--- BEGIN Data to process ---

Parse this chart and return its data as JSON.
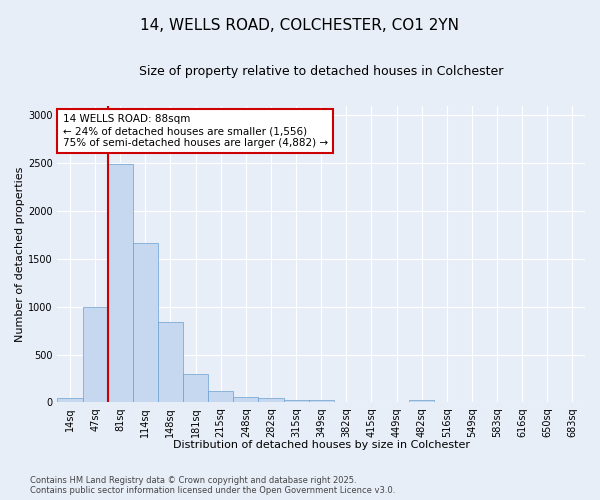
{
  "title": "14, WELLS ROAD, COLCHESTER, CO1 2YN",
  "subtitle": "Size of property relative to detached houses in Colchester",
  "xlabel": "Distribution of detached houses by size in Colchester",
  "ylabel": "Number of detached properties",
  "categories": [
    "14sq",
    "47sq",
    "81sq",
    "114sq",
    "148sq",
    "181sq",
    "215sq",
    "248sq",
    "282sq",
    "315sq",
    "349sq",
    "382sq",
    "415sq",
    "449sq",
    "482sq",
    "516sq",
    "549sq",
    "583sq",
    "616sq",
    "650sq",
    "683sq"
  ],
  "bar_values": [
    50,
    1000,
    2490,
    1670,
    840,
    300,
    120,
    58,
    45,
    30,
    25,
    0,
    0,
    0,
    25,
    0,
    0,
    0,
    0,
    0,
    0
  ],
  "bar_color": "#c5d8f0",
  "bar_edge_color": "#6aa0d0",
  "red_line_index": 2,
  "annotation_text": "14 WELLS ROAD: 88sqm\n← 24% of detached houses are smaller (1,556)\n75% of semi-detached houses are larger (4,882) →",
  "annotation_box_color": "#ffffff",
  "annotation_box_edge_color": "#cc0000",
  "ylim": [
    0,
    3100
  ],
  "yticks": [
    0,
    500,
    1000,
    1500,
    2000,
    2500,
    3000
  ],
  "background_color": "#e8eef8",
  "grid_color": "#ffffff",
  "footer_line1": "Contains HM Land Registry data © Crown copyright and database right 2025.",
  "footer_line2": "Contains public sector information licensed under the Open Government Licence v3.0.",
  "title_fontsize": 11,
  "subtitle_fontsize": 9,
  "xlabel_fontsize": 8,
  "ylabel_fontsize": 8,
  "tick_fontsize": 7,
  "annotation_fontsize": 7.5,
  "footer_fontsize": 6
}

--- END Data to process ---
--- BEGIN Data to process ---

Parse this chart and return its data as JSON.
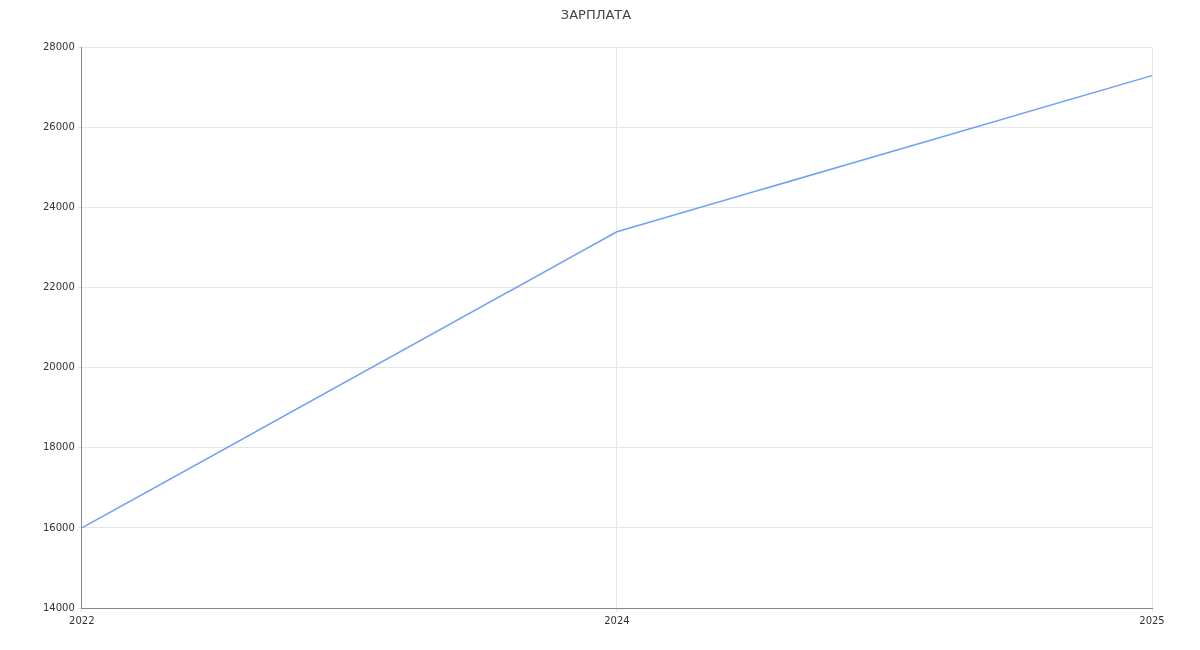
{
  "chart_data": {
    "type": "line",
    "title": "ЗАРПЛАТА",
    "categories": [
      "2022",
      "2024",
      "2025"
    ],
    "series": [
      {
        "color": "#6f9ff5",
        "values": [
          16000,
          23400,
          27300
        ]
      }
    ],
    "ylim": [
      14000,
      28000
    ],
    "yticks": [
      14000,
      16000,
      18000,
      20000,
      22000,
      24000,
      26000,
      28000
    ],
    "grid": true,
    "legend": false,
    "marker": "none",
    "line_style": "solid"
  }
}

--- END Data to process ---

## [Required work]
Show all lines from the listing above in which "Contains" appears.

## [Finished task]
  "footer_line1": "Contains HM Land Registry data © Crown copyright and database right 2025.",
  "footer_line2": "Contains public sector information licensed under the Open Government Licence v3.0.",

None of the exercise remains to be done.